### JOB
Gather all lines with the word "passagerarsida" in them.

[Figure content listings]
——————————
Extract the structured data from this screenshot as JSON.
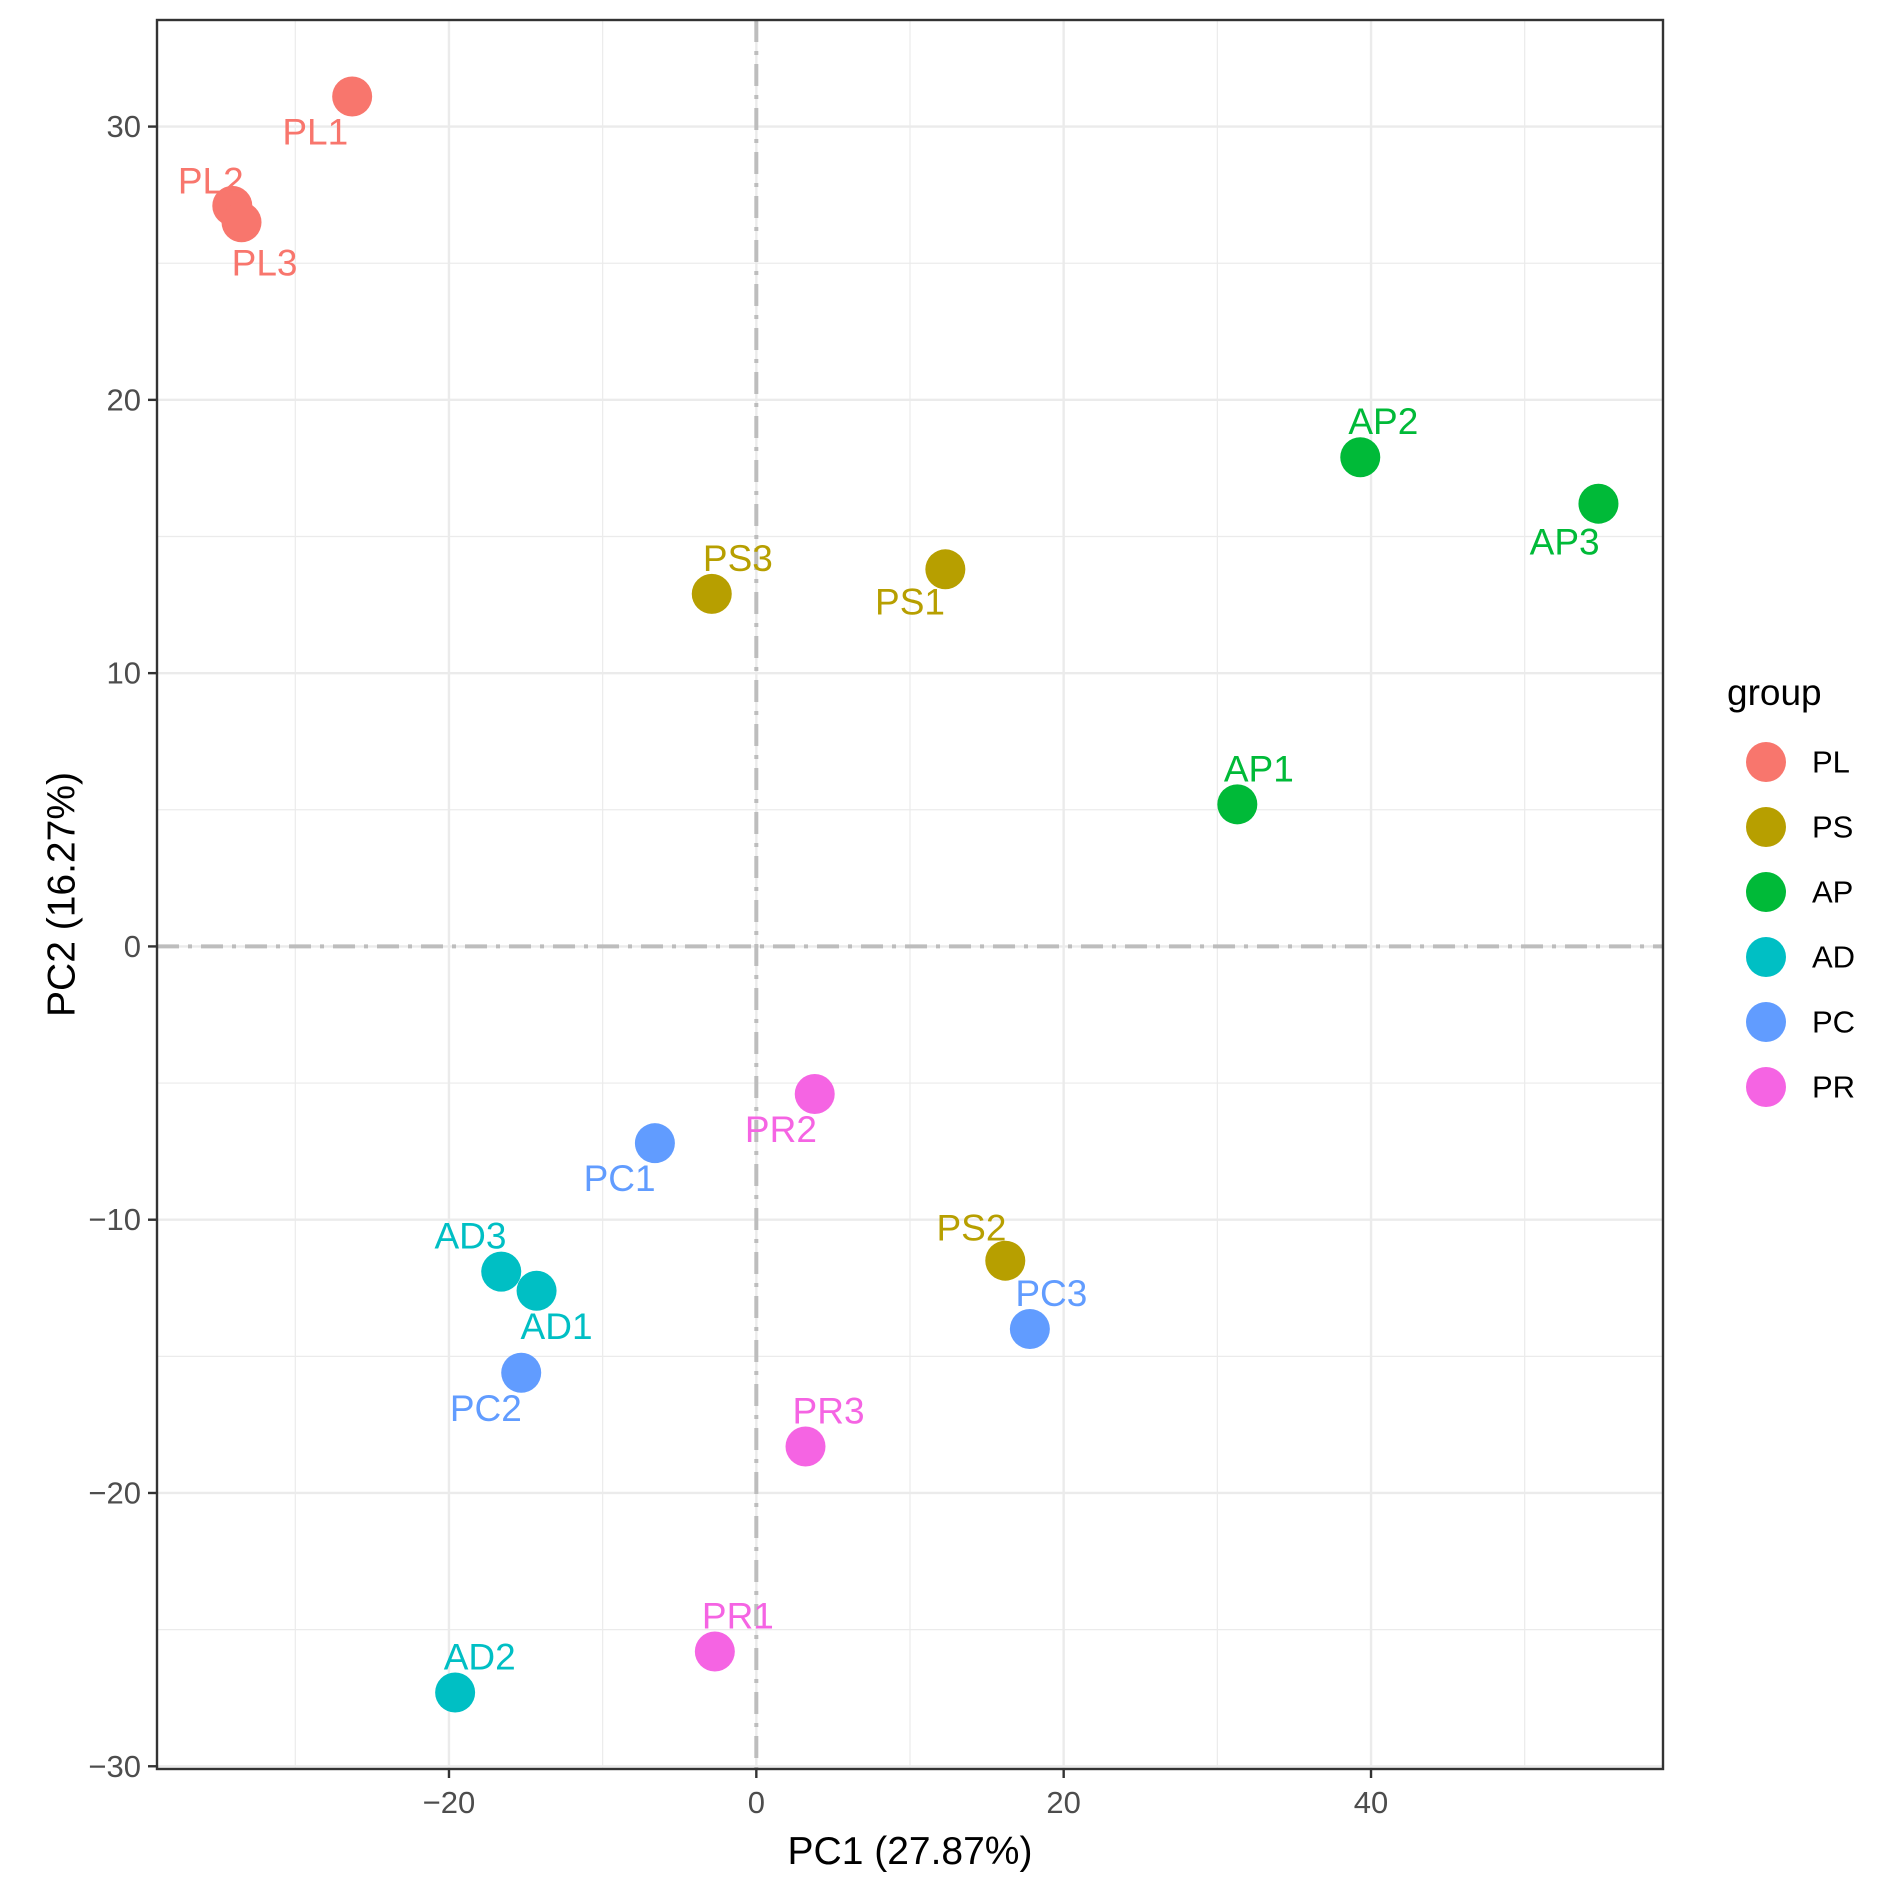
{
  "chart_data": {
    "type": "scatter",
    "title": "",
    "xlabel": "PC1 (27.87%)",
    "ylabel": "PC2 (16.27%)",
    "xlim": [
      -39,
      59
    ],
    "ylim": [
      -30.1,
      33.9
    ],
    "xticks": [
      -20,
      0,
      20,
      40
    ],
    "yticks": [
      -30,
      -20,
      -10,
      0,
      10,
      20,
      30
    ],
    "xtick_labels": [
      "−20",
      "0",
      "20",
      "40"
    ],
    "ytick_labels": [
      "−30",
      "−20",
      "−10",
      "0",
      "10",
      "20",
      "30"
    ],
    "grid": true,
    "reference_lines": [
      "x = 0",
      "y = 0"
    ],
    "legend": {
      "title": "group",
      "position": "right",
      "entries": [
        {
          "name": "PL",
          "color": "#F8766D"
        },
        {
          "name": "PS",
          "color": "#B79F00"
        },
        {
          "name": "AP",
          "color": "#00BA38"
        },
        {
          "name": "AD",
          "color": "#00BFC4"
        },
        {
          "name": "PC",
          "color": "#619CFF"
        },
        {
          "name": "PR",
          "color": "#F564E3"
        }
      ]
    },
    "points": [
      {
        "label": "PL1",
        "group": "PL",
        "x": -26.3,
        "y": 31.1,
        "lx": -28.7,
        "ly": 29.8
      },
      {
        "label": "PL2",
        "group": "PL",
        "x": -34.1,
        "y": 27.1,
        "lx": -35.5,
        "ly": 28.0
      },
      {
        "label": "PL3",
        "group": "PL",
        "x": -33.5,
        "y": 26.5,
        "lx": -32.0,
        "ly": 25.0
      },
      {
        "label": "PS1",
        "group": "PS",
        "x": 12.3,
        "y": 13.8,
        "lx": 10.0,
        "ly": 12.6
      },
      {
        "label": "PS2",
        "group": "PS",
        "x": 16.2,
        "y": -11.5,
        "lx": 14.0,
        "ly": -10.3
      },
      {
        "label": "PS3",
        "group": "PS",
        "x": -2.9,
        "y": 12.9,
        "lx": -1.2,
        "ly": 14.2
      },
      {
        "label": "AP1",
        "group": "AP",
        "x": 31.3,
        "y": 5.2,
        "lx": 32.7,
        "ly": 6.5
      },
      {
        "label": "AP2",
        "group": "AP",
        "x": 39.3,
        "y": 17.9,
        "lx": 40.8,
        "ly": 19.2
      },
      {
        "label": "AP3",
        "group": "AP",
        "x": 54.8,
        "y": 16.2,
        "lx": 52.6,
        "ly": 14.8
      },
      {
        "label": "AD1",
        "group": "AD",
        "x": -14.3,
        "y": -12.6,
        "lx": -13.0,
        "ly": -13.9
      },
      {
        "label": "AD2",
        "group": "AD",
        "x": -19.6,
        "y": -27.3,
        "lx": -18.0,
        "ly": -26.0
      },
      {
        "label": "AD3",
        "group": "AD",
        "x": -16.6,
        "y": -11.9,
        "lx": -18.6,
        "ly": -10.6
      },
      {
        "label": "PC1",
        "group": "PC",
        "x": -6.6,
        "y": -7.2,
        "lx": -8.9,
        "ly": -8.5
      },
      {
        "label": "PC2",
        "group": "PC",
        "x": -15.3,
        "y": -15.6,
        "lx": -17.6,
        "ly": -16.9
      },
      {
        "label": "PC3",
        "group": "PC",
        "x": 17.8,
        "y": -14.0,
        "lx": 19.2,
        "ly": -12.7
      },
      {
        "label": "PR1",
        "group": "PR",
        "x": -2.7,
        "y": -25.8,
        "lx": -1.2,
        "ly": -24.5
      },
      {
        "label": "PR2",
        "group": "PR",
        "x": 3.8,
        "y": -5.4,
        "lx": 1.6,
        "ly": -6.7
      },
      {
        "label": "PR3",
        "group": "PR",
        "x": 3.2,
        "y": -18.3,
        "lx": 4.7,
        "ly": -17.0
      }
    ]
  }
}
——————————
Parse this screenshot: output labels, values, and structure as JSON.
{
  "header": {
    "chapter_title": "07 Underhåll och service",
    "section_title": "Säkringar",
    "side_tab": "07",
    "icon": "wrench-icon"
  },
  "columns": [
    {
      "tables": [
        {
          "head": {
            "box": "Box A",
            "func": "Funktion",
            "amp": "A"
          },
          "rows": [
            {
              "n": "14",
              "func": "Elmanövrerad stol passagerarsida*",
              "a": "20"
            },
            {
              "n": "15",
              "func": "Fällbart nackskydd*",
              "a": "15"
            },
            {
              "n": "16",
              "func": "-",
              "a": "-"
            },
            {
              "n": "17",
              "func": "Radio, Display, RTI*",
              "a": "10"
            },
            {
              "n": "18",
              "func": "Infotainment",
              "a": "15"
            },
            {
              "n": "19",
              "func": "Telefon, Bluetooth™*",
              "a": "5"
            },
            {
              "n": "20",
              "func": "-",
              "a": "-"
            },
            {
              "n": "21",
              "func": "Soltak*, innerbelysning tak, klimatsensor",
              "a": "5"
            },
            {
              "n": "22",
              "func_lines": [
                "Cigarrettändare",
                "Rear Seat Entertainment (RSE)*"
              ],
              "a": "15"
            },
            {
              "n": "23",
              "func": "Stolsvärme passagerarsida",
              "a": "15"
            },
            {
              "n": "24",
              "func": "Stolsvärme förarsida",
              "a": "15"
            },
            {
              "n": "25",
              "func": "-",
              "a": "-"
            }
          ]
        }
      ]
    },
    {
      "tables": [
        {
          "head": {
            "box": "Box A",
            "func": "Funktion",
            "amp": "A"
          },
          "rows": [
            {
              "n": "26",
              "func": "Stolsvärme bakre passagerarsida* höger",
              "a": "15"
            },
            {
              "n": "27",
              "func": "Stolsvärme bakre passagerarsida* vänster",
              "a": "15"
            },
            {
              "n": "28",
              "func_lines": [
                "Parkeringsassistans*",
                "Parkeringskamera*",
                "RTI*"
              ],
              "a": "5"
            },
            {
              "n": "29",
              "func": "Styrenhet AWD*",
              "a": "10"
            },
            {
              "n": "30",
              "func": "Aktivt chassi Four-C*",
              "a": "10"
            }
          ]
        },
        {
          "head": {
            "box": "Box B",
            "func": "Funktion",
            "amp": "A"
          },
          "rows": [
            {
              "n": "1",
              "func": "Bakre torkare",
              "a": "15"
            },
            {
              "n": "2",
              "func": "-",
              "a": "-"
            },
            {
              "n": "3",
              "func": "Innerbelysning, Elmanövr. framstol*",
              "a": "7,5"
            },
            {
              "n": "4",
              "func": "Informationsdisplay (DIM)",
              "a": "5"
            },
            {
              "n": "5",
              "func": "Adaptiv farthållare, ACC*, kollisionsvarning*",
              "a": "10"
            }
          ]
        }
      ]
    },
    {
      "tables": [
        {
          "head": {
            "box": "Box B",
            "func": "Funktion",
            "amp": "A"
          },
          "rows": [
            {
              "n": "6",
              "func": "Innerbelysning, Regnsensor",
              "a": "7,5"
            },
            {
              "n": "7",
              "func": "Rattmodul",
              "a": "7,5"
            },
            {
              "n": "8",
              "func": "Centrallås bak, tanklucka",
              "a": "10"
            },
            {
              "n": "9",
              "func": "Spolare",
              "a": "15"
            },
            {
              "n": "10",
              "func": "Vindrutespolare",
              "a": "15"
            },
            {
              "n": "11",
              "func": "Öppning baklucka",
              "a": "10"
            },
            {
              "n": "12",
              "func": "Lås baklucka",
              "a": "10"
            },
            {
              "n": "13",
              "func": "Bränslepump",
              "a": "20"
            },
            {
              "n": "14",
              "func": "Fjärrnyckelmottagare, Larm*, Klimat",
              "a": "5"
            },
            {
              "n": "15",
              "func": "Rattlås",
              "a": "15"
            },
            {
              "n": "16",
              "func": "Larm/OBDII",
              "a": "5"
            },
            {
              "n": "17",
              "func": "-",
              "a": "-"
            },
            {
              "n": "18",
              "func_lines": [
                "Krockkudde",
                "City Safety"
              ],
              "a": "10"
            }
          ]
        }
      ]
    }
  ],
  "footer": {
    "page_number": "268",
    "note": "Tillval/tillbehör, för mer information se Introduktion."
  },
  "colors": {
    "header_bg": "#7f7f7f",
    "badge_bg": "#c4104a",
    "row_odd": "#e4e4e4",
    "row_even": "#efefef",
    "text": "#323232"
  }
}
——————————
### RESPONSE TO THIS TASK
              "func": "Elmanövrerad stol passagerarsida*",
              "func": "Stolsvärme passagerarsida",
              "func": "Stolsvärme bakre passagerarsida* höger",
              "func": "Stolsvärme bakre passagerarsida* vänster",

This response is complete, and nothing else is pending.